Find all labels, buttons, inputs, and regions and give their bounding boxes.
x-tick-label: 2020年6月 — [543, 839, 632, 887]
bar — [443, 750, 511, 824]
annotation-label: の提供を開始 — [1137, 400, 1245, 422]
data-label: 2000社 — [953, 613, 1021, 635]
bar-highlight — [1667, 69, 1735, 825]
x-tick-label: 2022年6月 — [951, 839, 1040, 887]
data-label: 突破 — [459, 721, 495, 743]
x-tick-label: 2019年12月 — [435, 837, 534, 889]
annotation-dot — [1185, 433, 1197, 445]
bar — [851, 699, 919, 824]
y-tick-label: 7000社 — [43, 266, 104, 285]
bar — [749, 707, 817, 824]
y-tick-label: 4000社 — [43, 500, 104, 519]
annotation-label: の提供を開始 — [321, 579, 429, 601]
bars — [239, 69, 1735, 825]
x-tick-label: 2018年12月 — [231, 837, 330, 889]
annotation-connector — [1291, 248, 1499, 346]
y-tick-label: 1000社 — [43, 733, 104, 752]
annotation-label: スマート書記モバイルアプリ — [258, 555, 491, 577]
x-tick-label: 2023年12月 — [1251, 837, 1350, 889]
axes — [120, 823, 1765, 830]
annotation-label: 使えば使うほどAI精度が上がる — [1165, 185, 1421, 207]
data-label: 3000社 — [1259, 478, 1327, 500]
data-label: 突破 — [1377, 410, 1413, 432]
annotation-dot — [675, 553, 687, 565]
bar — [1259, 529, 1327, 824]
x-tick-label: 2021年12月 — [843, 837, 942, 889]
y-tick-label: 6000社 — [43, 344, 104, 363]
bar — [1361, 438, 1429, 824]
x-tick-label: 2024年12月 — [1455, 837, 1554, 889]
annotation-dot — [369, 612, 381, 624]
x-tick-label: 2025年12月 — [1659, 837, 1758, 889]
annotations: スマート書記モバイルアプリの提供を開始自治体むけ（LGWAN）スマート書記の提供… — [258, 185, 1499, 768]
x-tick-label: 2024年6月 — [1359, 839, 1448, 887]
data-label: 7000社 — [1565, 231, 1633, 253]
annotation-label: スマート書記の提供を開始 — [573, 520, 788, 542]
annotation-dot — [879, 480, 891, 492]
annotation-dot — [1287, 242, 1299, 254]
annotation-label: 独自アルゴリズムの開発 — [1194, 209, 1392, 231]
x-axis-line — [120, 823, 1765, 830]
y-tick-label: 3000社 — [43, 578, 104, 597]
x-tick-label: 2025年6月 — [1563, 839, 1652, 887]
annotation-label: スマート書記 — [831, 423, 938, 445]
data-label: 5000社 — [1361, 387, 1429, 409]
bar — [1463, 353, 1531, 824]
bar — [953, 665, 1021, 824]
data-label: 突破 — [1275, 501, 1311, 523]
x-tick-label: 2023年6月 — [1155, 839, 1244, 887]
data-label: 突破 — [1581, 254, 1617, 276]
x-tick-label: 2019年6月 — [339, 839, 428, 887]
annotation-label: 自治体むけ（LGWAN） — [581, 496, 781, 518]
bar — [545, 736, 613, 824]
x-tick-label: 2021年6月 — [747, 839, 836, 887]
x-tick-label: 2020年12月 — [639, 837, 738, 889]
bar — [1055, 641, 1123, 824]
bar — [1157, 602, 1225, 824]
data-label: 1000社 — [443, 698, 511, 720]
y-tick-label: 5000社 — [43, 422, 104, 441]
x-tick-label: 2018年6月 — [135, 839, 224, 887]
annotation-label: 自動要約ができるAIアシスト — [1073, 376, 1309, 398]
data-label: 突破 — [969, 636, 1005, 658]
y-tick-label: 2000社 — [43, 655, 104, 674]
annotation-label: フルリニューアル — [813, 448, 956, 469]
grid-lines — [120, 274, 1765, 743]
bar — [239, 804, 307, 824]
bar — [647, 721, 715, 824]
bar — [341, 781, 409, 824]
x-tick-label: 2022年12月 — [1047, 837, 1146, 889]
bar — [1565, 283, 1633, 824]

_ _ _

**Problem to solve**
Copy out every line of the entry above, character for character, with nothing changed or left out.

**Completed task**
Find all labels, buttons, inputs, and regions and give their bounding boxes.
x-tick-label: 2020年6月 — [543, 839, 632, 887]
bar — [443, 750, 511, 824]
annotation-label: の提供を開始 — [1137, 400, 1245, 422]
data-label: 2000社 — [953, 613, 1021, 635]
bar-highlight — [1667, 69, 1735, 825]
x-tick-label: 2022年6月 — [951, 839, 1040, 887]
data-label: 突破 — [459, 721, 495, 743]
x-tick-label: 2019年12月 — [435, 837, 534, 889]
annotation-dot — [1185, 433, 1197, 445]
bar — [851, 699, 919, 824]
y-tick-label: 7000社 — [43, 266, 104, 285]
bar — [749, 707, 817, 824]
y-tick-label: 4000社 — [43, 500, 104, 519]
annotation-label: の提供を開始 — [321, 579, 429, 601]
bars — [239, 69, 1735, 825]
x-tick-label: 2018年12月 — [231, 837, 330, 889]
annotation-connector — [1291, 248, 1499, 346]
y-tick-label: 1000社 — [43, 733, 104, 752]
annotation-label: スマート書記モバイルアプリ — [258, 555, 491, 577]
x-tick-label: 2023年12月 — [1251, 837, 1350, 889]
axes — [120, 823, 1765, 830]
annotation-label: 使えば使うほどAI精度が上がる — [1165, 185, 1421, 207]
data-label: 3000社 — [1259, 478, 1327, 500]
data-label: 突破 — [1377, 410, 1413, 432]
annotation-dot — [675, 553, 687, 565]
bar — [1259, 529, 1327, 824]
x-tick-label: 2021年12月 — [843, 837, 942, 889]
y-tick-label: 6000社 — [43, 344, 104, 363]
bar — [1361, 438, 1429, 824]
x-tick-label: 2024年12月 — [1455, 837, 1554, 889]
annotation-dot — [369, 612, 381, 624]
x-tick-label: 2025年12月 — [1659, 837, 1758, 889]
annotations: スマート書記モバイルアプリの提供を開始自治体むけ（LGWAN）スマート書記の提供… — [258, 185, 1499, 768]
x-tick-label: 2024年6月 — [1359, 839, 1448, 887]
data-label: 7000社 — [1565, 231, 1633, 253]
annotation-label: スマート書記の提供を開始 — [573, 520, 788, 542]
annotation-dot — [879, 480, 891, 492]
annotation-dot — [1287, 242, 1299, 254]
annotation-label: 独自アルゴリズムの開発 — [1194, 209, 1392, 231]
x-axis-line — [120, 823, 1765, 830]
y-tick-label: 3000社 — [43, 578, 104, 597]
x-tick-label: 2025年6月 — [1563, 839, 1652, 887]
annotation-label: スマート書記 — [831, 423, 938, 445]
data-label: 5000社 — [1361, 387, 1429, 409]
bar — [1463, 353, 1531, 824]
bar — [953, 665, 1021, 824]
data-label: 突破 — [1275, 501, 1311, 523]
x-tick-label: 2023年6月 — [1155, 839, 1244, 887]
data-label: 突破 — [1581, 254, 1617, 276]
x-tick-label: 2019年6月 — [339, 839, 428, 887]
annotation-label: 自治体むけ（LGWAN） — [581, 496, 781, 518]
bar — [545, 736, 613, 824]
x-tick-label: 2021年6月 — [747, 839, 836, 887]
x-tick-label: 2020年12月 — [639, 837, 738, 889]
bar — [1055, 641, 1123, 824]
bar — [1157, 602, 1225, 824]
data-label: 1000社 — [443, 698, 511, 720]
y-tick-label: 5000社 — [43, 422, 104, 441]
x-tick-label: 2018年6月 — [135, 839, 224, 887]
annotation-label: 自動要約ができるAIアシスト — [1073, 376, 1309, 398]
data-label: 突破 — [969, 636, 1005, 658]
y-tick-label: 2000社 — [43, 655, 104, 674]
annotation-label: フルリニューアル — [813, 448, 956, 469]
grid-lines — [120, 274, 1765, 743]
bar — [239, 804, 307, 824]
bar — [647, 721, 715, 824]
bar — [341, 781, 409, 824]
x-tick-label: 2022年12月 — [1047, 837, 1146, 889]
bar — [1565, 283, 1633, 824]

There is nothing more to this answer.